#### Data rows ####

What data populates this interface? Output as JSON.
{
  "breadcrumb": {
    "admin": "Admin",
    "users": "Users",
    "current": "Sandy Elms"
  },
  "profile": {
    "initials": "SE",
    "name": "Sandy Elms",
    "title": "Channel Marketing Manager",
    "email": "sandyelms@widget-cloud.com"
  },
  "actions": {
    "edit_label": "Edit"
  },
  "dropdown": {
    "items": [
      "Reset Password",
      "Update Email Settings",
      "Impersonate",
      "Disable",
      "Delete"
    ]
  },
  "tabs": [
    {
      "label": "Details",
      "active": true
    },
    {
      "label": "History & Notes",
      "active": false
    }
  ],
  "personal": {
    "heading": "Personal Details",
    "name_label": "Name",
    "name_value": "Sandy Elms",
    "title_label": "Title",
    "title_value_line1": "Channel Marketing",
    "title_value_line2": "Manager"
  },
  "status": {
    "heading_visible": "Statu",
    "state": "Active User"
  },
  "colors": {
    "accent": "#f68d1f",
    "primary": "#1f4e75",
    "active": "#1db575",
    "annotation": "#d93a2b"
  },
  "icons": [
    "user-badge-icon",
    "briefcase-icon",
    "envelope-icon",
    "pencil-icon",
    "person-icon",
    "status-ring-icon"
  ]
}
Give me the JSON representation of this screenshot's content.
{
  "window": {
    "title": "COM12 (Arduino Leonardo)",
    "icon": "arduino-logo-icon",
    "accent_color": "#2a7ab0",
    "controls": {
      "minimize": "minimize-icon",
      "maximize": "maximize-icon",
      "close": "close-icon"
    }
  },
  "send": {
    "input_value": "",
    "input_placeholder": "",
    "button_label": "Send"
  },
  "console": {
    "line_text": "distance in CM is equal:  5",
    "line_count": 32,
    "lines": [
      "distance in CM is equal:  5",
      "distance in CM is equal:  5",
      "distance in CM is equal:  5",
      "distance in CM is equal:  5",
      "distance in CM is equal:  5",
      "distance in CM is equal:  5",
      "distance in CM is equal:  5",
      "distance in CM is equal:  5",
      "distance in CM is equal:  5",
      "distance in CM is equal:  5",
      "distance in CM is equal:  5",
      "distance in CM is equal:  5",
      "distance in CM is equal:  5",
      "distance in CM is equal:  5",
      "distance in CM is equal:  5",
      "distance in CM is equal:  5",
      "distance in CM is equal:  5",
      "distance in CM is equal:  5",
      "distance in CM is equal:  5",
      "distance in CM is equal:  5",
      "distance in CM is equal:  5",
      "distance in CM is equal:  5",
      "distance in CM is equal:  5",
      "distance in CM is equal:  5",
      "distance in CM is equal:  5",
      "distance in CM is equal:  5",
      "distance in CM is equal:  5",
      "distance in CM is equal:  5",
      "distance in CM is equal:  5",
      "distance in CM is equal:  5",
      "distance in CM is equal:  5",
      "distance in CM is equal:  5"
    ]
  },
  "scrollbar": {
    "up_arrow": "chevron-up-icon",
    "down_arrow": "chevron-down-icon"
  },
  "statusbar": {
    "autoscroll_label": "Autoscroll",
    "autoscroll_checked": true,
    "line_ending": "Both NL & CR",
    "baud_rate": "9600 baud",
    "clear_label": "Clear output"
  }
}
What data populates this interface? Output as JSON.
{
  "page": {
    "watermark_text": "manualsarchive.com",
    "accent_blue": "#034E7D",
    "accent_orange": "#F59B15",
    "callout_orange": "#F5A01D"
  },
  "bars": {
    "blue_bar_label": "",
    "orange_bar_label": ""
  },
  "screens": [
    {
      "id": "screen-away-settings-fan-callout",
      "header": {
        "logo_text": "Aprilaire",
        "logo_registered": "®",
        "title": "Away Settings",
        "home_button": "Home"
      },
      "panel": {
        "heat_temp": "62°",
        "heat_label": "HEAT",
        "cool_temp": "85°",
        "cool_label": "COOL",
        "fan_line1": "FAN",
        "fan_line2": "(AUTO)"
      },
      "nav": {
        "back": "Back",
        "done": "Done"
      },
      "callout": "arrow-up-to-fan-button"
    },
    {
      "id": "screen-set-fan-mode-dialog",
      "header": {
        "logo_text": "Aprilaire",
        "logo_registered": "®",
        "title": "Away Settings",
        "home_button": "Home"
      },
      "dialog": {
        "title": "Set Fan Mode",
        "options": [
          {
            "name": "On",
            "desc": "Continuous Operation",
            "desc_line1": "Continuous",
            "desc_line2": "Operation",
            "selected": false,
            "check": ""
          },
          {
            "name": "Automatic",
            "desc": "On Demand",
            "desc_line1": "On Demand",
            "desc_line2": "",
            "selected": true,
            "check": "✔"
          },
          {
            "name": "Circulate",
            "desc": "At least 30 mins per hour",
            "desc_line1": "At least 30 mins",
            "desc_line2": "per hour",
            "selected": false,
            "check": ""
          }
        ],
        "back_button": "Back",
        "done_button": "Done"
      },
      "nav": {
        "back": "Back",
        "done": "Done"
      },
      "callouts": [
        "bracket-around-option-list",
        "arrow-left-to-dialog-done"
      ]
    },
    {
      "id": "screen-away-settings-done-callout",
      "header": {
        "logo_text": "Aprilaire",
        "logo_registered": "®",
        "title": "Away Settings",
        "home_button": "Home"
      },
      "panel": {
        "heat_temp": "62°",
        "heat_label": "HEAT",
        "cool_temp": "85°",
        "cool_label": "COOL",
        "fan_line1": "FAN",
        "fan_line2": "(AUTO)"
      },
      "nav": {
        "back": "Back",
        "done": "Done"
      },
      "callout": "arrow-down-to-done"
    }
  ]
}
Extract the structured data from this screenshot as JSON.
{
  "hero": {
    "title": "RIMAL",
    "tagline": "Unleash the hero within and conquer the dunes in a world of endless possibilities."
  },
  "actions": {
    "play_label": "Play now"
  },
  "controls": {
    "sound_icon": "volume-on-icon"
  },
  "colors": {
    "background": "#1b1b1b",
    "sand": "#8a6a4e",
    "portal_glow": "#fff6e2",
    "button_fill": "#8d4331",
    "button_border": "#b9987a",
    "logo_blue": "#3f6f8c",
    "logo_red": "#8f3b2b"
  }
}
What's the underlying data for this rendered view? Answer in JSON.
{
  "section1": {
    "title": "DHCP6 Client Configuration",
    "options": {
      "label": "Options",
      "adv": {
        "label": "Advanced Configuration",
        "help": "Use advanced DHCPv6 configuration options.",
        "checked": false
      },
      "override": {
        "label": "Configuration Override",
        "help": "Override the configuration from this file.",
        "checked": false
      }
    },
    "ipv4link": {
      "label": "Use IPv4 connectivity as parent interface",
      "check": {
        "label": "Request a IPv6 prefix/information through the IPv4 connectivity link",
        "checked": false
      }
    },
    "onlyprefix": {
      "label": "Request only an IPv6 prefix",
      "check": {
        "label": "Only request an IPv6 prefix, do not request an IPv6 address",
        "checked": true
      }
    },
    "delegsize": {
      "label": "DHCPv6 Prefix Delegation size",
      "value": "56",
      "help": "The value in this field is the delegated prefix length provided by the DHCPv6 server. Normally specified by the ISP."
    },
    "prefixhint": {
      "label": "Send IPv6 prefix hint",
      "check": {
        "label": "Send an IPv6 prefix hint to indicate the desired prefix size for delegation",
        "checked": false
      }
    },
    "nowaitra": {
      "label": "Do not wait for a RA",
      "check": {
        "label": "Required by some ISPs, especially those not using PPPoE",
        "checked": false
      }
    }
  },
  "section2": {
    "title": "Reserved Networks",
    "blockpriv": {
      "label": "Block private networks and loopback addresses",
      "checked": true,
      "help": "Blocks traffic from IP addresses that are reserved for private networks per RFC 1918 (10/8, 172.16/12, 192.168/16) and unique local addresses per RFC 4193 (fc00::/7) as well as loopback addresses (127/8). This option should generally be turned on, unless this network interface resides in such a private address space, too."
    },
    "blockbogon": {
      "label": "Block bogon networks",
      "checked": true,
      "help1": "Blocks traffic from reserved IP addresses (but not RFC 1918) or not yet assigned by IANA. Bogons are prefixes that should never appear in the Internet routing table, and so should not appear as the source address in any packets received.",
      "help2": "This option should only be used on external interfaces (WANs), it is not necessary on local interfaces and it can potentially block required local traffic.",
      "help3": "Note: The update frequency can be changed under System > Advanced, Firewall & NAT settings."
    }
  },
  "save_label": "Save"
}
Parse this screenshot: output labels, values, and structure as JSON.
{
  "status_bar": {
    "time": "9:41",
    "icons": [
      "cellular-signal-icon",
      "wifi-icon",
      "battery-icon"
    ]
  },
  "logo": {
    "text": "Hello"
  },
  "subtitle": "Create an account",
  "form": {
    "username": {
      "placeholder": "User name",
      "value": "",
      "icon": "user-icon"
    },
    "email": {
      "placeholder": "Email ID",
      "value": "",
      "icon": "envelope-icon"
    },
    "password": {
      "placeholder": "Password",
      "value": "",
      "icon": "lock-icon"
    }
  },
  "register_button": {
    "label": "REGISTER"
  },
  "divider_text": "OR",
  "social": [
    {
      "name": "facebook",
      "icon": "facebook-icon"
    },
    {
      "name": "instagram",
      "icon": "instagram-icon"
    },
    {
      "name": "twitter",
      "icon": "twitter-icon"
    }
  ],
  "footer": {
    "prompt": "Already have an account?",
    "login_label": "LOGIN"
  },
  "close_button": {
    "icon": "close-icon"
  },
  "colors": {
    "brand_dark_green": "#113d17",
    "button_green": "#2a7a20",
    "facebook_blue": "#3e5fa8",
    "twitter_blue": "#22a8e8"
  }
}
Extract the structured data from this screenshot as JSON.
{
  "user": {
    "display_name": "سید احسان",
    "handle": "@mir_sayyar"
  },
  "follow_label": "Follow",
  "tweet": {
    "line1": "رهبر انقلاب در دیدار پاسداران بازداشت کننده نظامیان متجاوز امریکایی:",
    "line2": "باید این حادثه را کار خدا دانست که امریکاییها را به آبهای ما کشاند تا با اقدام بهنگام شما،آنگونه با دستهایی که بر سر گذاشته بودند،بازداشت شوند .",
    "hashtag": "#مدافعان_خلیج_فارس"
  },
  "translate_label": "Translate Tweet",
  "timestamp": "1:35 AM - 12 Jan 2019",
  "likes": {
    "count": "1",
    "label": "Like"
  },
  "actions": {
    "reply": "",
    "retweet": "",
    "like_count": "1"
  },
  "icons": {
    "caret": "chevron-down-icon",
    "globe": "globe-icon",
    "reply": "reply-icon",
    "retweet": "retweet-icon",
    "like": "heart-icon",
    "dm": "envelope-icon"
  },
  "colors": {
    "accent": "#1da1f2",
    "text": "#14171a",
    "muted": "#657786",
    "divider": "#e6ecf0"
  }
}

####

• **Exercise description**:
Which lines hold the string "hour"? Copy all of them from the data above.

• **Task answer**:
            "desc": "At least 30 mins per hour",
            "desc_line2": "per hour",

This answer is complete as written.